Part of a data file
◆ ◆ ◆ ◆ ◆ ◆ ◆
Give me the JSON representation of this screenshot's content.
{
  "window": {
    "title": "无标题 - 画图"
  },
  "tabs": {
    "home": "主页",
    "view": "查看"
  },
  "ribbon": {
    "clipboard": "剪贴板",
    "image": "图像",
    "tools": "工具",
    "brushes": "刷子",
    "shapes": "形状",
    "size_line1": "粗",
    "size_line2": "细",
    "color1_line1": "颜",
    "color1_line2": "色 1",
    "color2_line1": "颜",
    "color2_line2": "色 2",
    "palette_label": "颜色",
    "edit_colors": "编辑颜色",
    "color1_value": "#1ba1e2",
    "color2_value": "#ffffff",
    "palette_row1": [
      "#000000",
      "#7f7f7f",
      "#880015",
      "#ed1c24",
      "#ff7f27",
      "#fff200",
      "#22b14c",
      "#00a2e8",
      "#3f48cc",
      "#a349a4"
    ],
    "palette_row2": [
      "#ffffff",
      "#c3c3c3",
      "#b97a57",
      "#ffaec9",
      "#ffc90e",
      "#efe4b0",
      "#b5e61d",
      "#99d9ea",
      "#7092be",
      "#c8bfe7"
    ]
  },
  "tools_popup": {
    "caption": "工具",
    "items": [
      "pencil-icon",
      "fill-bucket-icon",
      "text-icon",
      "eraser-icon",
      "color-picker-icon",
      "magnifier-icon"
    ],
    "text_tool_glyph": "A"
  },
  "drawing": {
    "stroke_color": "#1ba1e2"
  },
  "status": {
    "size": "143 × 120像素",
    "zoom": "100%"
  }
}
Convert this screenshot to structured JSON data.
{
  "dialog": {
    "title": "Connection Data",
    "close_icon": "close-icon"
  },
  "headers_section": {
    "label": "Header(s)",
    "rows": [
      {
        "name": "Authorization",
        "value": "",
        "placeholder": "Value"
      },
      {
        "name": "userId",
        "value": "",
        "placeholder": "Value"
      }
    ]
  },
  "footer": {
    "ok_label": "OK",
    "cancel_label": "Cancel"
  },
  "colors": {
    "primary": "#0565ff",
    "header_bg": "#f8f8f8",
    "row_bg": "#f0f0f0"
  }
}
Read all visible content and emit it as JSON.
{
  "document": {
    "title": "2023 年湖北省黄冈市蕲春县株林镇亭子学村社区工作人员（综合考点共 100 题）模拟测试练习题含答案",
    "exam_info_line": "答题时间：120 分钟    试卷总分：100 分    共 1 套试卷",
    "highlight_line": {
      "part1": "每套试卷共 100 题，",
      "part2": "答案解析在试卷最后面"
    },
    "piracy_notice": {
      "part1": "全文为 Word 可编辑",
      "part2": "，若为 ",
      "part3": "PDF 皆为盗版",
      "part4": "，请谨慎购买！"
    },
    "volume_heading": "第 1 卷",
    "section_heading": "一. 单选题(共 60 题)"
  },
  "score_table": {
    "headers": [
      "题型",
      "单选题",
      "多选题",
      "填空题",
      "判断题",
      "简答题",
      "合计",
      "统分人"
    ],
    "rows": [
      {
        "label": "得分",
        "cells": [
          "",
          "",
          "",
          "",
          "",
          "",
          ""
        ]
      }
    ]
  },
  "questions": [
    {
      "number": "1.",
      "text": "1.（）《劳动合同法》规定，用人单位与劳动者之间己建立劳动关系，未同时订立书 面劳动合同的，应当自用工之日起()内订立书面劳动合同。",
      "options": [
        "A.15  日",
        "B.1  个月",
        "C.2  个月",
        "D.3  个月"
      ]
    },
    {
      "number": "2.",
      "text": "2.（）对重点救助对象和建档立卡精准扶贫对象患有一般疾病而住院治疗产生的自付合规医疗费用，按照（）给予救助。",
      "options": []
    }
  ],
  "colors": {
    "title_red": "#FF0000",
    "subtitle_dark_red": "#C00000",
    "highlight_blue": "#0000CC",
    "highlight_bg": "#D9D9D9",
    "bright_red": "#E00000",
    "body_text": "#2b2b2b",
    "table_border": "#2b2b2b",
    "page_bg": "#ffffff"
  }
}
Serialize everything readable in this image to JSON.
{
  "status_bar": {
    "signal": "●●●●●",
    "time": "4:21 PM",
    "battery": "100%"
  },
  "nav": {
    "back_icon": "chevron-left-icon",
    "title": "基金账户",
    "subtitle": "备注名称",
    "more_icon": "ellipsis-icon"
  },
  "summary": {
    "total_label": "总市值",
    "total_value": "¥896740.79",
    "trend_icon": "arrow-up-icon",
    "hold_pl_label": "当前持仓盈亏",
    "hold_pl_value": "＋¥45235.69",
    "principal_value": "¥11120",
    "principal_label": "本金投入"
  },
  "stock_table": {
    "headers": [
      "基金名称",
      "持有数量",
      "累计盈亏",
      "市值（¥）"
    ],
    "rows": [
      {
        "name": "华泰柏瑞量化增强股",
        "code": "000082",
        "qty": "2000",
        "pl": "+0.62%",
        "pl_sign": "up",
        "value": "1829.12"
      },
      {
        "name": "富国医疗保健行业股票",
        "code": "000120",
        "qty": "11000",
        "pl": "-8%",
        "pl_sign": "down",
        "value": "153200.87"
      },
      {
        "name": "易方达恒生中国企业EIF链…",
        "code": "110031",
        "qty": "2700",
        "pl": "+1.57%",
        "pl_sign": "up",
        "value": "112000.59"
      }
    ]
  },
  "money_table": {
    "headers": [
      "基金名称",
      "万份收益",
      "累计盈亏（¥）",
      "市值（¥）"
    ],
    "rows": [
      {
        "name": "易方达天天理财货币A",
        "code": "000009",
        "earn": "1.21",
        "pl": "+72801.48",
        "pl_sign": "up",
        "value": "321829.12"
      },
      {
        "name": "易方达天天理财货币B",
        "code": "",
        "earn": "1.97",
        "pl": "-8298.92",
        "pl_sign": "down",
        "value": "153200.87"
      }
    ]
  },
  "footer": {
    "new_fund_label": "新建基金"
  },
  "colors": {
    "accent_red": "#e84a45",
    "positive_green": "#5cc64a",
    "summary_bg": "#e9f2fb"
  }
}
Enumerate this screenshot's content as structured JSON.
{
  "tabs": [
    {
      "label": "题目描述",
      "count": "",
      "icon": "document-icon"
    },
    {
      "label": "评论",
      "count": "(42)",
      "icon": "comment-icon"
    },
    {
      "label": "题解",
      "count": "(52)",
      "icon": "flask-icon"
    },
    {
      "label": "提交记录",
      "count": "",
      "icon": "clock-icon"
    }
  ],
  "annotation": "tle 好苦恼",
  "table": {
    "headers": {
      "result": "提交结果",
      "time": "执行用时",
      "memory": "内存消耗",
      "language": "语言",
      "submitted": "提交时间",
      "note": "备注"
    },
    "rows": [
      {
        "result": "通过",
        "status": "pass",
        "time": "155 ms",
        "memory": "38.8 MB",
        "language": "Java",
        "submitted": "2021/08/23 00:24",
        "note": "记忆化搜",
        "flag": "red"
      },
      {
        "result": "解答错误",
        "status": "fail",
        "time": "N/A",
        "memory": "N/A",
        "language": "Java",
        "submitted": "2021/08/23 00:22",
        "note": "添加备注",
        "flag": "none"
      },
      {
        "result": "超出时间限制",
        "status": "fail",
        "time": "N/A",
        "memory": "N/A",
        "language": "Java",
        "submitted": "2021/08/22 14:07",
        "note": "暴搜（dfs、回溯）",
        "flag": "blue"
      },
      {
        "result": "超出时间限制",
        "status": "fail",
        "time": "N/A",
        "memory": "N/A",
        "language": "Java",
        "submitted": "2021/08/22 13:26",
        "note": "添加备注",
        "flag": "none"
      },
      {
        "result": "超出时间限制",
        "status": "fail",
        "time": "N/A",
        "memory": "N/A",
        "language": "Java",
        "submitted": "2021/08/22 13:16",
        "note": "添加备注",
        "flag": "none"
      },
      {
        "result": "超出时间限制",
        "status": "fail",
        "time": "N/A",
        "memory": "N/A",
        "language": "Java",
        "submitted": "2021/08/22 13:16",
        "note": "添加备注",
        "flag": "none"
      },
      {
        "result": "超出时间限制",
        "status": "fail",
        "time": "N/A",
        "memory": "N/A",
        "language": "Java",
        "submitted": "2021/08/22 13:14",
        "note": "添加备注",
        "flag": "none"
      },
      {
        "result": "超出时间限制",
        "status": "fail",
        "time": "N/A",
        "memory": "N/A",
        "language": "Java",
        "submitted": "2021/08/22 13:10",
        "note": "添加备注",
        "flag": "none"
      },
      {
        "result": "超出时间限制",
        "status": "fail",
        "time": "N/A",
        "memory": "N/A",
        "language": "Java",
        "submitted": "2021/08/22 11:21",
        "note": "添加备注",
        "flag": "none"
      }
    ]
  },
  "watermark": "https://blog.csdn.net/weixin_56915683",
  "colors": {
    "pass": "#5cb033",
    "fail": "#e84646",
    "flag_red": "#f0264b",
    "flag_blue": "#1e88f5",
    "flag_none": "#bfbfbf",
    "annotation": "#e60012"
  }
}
◆ ◆ ◆ ◆ ◆ ◆ ◆
- [YOUR OBJECTIVE] Which lines of the data include "annotation"? Copy each of them.

- [REPLY TO THE EXERCISE]
  "annotation": "tle 好苦恼",
    "annotation": "#e60012"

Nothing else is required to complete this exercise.